Short problem 1. Name the areas that the text on offshore safety after Piper Alpha says the industry is not so good at agreeing common standards for.
Short problem 2. Write out the passage of the text on offshore safety after Piper Alpha starting at "We are a global" and ending at "our own doorstep.".

Text section.
○ ○ ○ ○ ○

I spoke recently at the Piper 25 Conference, a 3-day event held in Aberdeen to mark the 25th anniversary of the Piper Alpha disaster that killed 167 people on board the oil platform in the North Sea. On display at the conference was a copy of Cold Work Permit 23434. The tattered paper was found in the accommodation module that was recovered from the seabed. The permit was for the replacement of a relief valve on the B condensate pump. It was this work that was at the heart of the initial release and explosion when the operators tried to start the pump even though it was not ready. The rest, tragically, is history.

It begs an obvious question and a supplementary one: Could something similar happen again and, if so, can we do anything to reduce the chances of it happening?

The oil and gas industry has made huge advances in safety management over the past 25 years. The goal-setting regime, safety cases, and verification schemes have been hugely beneficial.

We have greater collaboration and everyone now talks about safety as being important and most people genuinely believe it. However, the industry is still experiencing too many serious events which, if we are unlucky, could easily result in another tragedy.

We are a global industry in which good practices are shared across our operations. The loss of life in any country has to be as unacceptable as a tragedy on our own doorstep.

Over the past 25 years since Piper Alpha, there have been more than 25 multi-fatality accidents in our industry. In June, two people died in an accident on a gas platform in the Dutch sector of the North Sea. Last year, three died in an explosion in the Gulf of Mexico (GOM) and 11 died in theDeepwater Horizon explosion in the GOM in 2010.

Can we do anything to make these situations less likely? Are we controlling the risks to our people in a joined-up way?

Recommendation 67 of Lord Cullen’s Report on the Piper Alpha disaster called on the industry to institute common systems for alarms and warning lights. Unfortunately, at the time, the industry could not reach this position voluntarily and legislation was needed to create new regulations.

Surely that would not happen today because we have a unified approach with strong, clear leadership across the industry that understands the benefit of common systems and approaches and are not hung up on insisting that only their corporate systems will do. We are happy to agree on common standards for survival training, we have a common system for tracking people traveling offshore, and we have agreed on standards for use of personal locator beacons on helicopter flights.

These are all good. But we are not so good at agreeing to common standards in other areas, such as work control, isolation standards, risk assessment, and safety observation programs. We are good at creating guidelines, but are reluctant to make any hard-and-fast safety rules for the step change “safety club” because few clubs allow membership to choose which rules to follow.

Why not introduce a common permit to work? A common job safety assessment? Common observation programs? Common isolation standards? What a signal it would send to the offshore workforce about our genuine commitment to their safety.

Who Gets the Learning?

○ ○ ○ ○ ○

Dataset excerpt.
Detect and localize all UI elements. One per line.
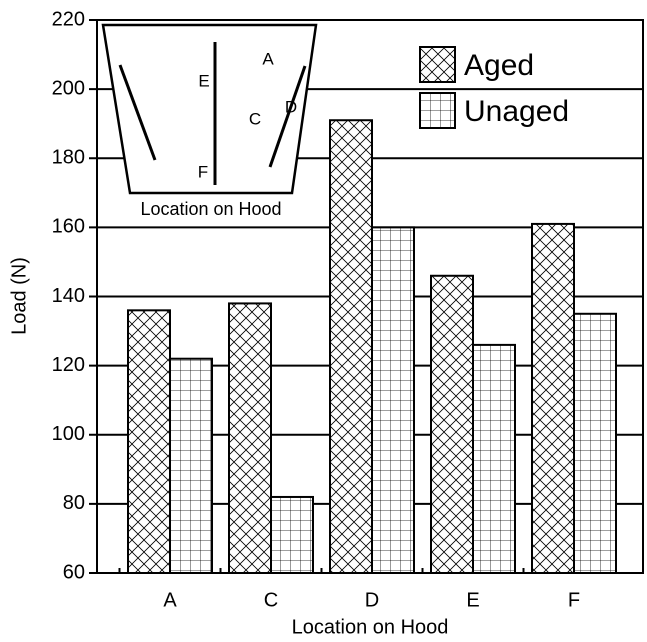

○ ○ ○ ○ ○

Written answer 1. work control, isolation standards, risk assessment, safety observation programs

Written answer 2.
We are a global industry in which good practices are shared across our operations. The loss of life in any country has to be as unacceptable as a tragedy on our own doorstep.